Leaving the pictures aside, transcribe every line below exactly.

--- start of Supplied information ---

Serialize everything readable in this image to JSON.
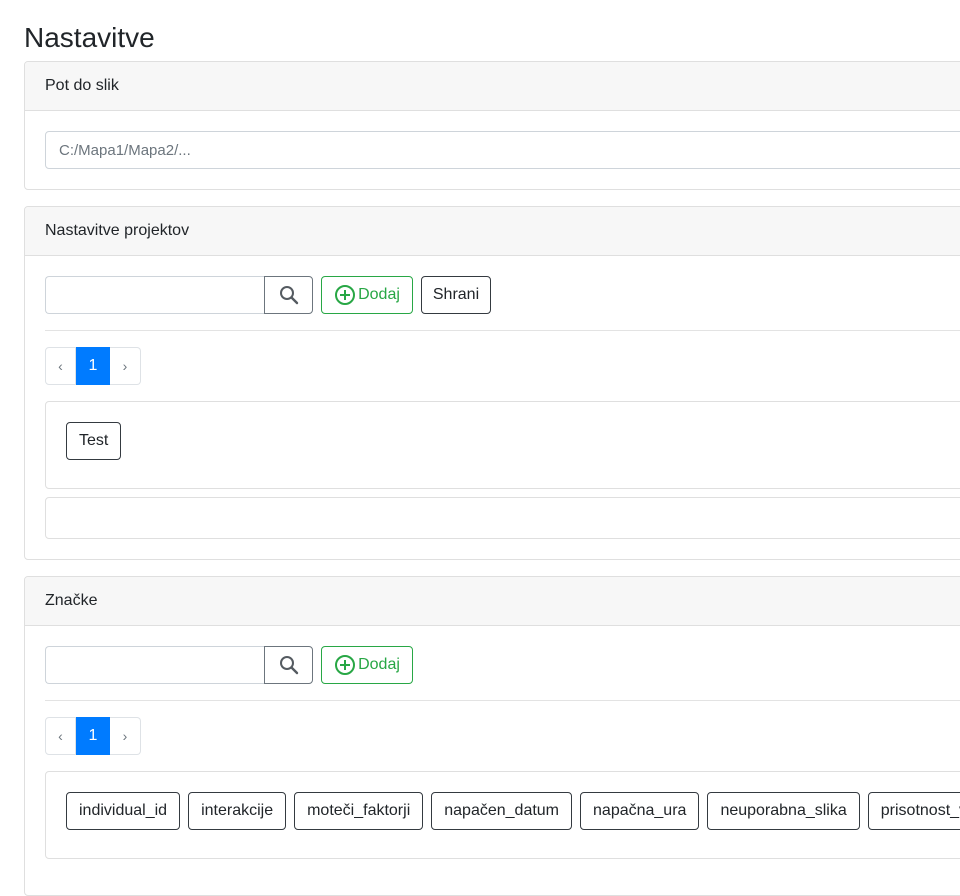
{
  "page": {
    "title": "Nastavitve"
  },
  "path_card": {
    "header": "Pot do slik",
    "input": {
      "value": "",
      "placeholder": "C:/Mapa1/Mapa2/..."
    }
  },
  "projects_card": {
    "header": "Nastavitve projektov",
    "search": {
      "value": "",
      "placeholder": ""
    },
    "add_label": "Dodaj",
    "save_label": "Shrani",
    "pagination": {
      "prev": "‹",
      "current": "1",
      "next": "›"
    },
    "items": [
      "Test"
    ]
  },
  "tags_card": {
    "header": "Značke",
    "search": {
      "value": "",
      "placeholder": ""
    },
    "add_label": "Dodaj",
    "pagination": {
      "prev": "‹",
      "current": "1",
      "next": "›"
    },
    "items": [
      "individual_id",
      "interakcije",
      "moteči_faktorji",
      "napačen_datum",
      "napačna_ura",
      "neuporabna_slika",
      "prisotnost_vo"
    ]
  },
  "colors": {
    "accent": "#007bff",
    "success": "#28a745",
    "dark": "#343a40"
  },
  "icons": {
    "search": "search-icon",
    "add": "plus-circle-icon"
  }
}
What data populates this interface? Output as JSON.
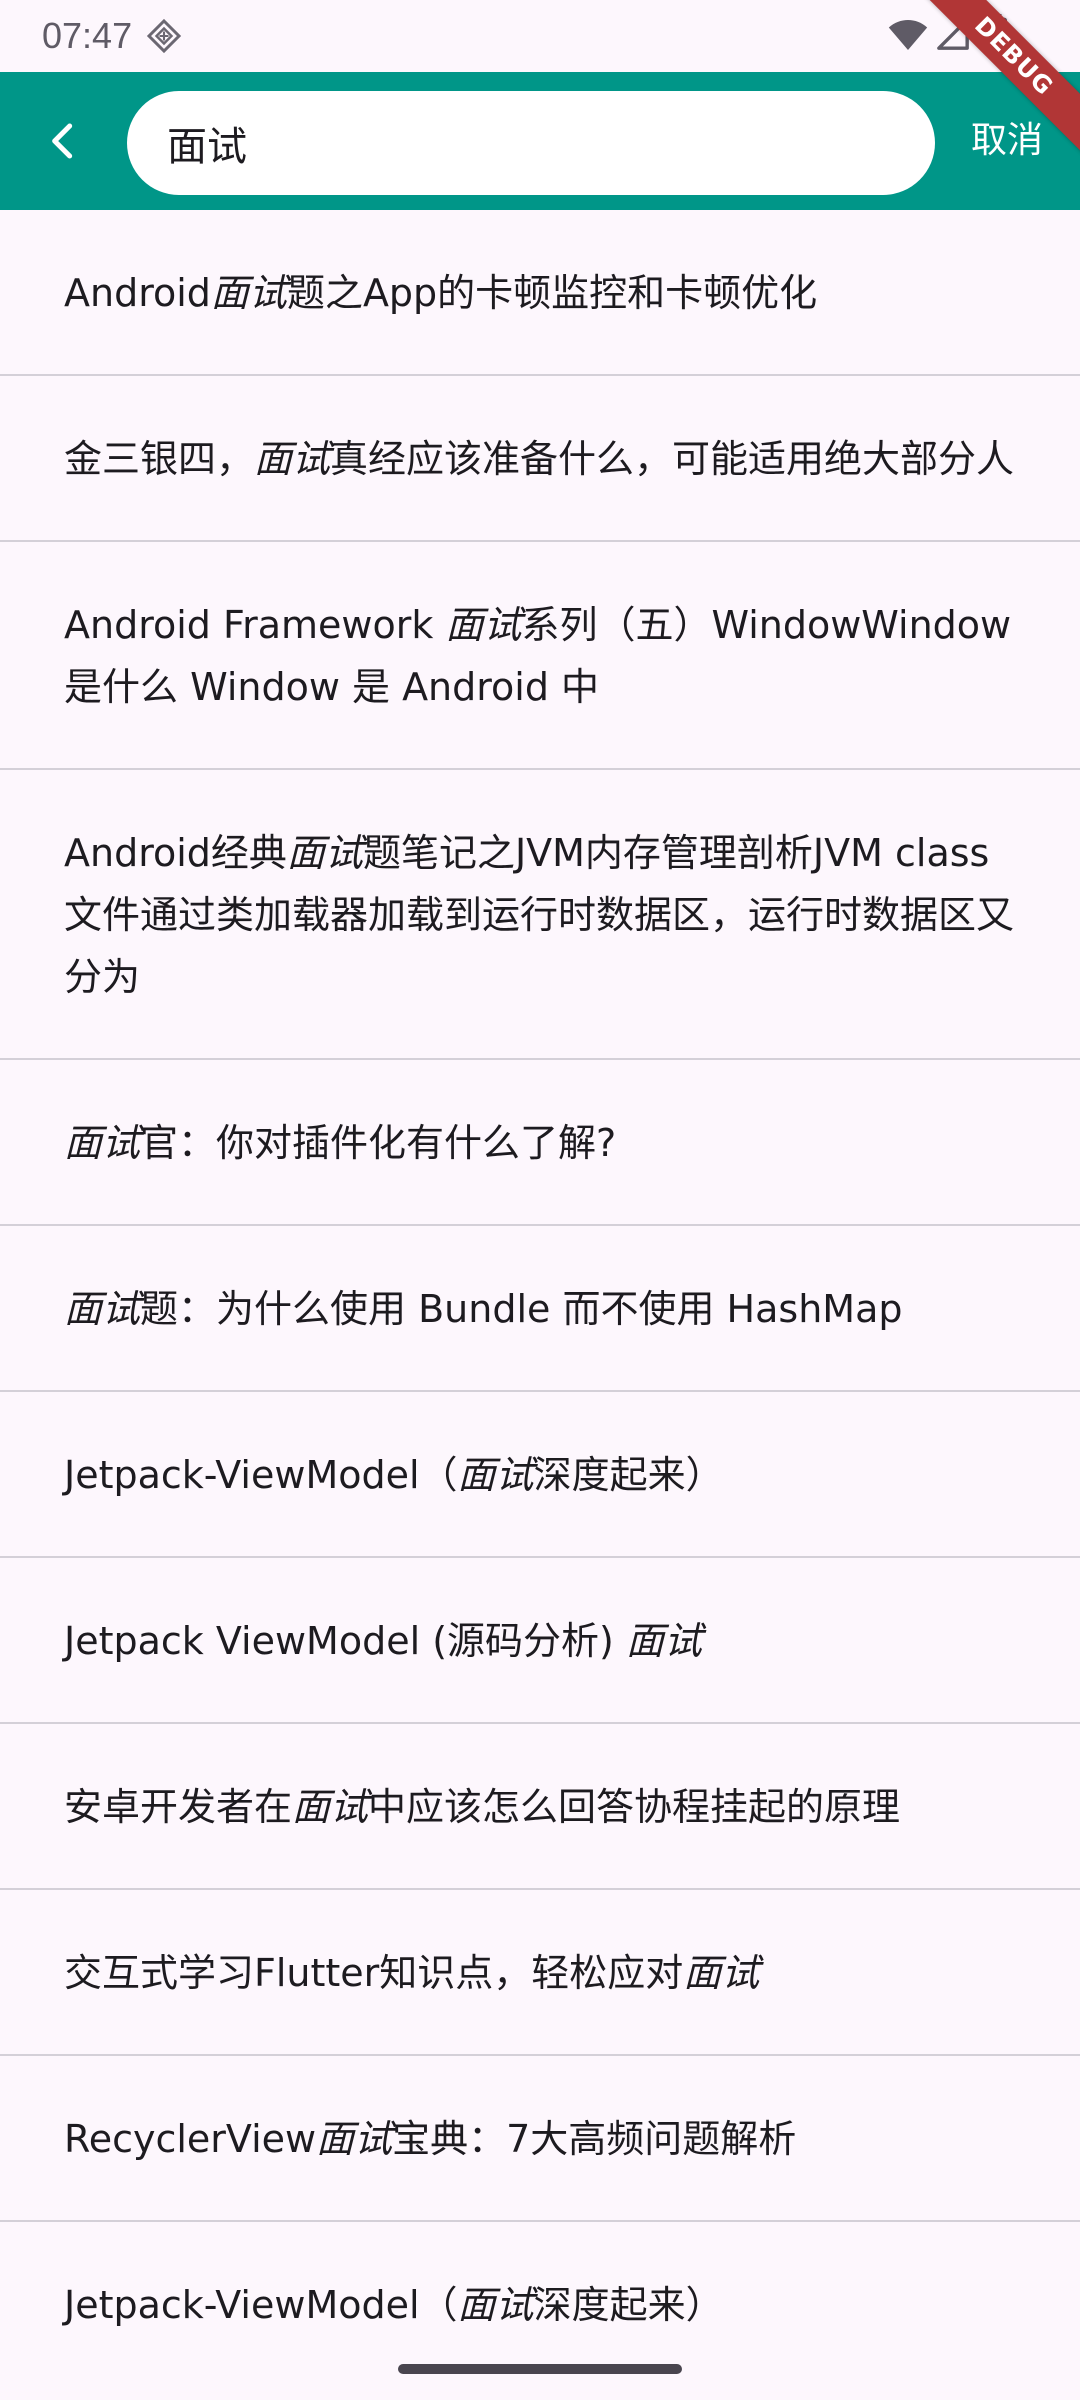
{
  "status_bar": {
    "time": "07:47"
  },
  "debug_banner": {
    "label": "DEBUG"
  },
  "app_bar": {
    "search_value": "面试",
    "cancel_label": "取消",
    "color": "#009688"
  },
  "highlight_term": "面试",
  "results": [
    "Android面试题之App的卡顿监控和卡顿优化",
    "金三银四，面试真经应该准备什么，可能适用绝大部分人",
    "Android Framework 面试系列（五）WindowWindow 是什么 Window 是 Android 中",
    "Android经典面试题笔记之JVM内存管理剖析JVM class文件通过类加载器加载到运行时数据区，运行时数据区又分为",
    "面试官：你对插件化有什么了解?",
    "面试题：为什么使用 Bundle 而不使用 HashMap",
    "Jetpack-ViewModel（面试深度起来）",
    "Jetpack ViewModel (源码分析) 面试",
    "安卓开发者在面试中应该怎么回答协程挂起的原理",
    "交互式学习Flutter知识点，轻松应对面试",
    "RecyclerView面试宝典：7大高频问题解析",
    "Jetpack-ViewModel（面试深度起来）"
  ]
}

--- end of Supplied information ---

> _The output_:
Serialize everything readable in this image to JSON.
{
  "page": {
    "title": "Nastavitve"
  },
  "path_card": {
    "header": "Pot do slik",
    "input": {
      "value": "",
      "placeholder": "C:/Mapa1/Mapa2/..."
    }
  },
  "projects_card": {
    "header": "Nastavitve projektov",
    "search": {
      "value": "",
      "placeholder": ""
    },
    "add_label": "Dodaj",
    "save_label": "Shrani",
    "pagination": {
      "prev": "‹",
      "current": "1",
      "next": "›"
    },
    "items": [
      "Test"
    ]
  },
  "tags_card": {
    "header": "Značke",
    "search": {
      "value": "",
      "placeholder": ""
    },
    "add_label": "Dodaj",
    "pagination": {
      "prev": "‹",
      "current": "1",
      "next": "›"
    },
    "items": [
      "individual_id",
      "interakcije",
      "moteči_faktorji",
      "napačen_datum",
      "napačna_ura",
      "neuporabna_slika",
      "prisotnost_vo"
    ]
  },
  "colors": {
    "accent": "#007bff",
    "success": "#28a745",
    "dark": "#343a40"
  },
  "icons": {
    "search": "search-icon",
    "add": "plus-circle-icon"
  }
}
What data populates this interface? Output as JSON.
{
  "status_bar": {
    "time": "07:47"
  },
  "debug_banner": {
    "label": "DEBUG"
  },
  "app_bar": {
    "search_value": "面试",
    "cancel_label": "取消",
    "color": "#009688"
  },
  "highlight_term": "面试",
  "results": [
    "Android面试题之App的卡顿监控和卡顿优化",
    "金三银四，面试真经应该准备什么，可能适用绝大部分人",
    "Android Framework 面试系列（五）WindowWindow 是什么 Window 是 Android 中",
    "Android经典面试题笔记之JVM内存管理剖析JVM class文件通过类加载器加载到运行时数据区，运行时数据区又分为",
    "面试官：你对插件化有什么了解?",
    "面试题：为什么使用 Bundle 而不使用 HashMap",
    "Jetpack-ViewModel（面试深度起来）",
    "Jetpack ViewModel (源码分析) 面试",
    "安卓开发者在面试中应该怎么回答协程挂起的原理",
    "交互式学习Flutter知识点，轻松应对面试",
    "RecyclerView面试宝典：7大高频问题解析",
    "Jetpack-ViewModel（面试深度起来）"
  ]
}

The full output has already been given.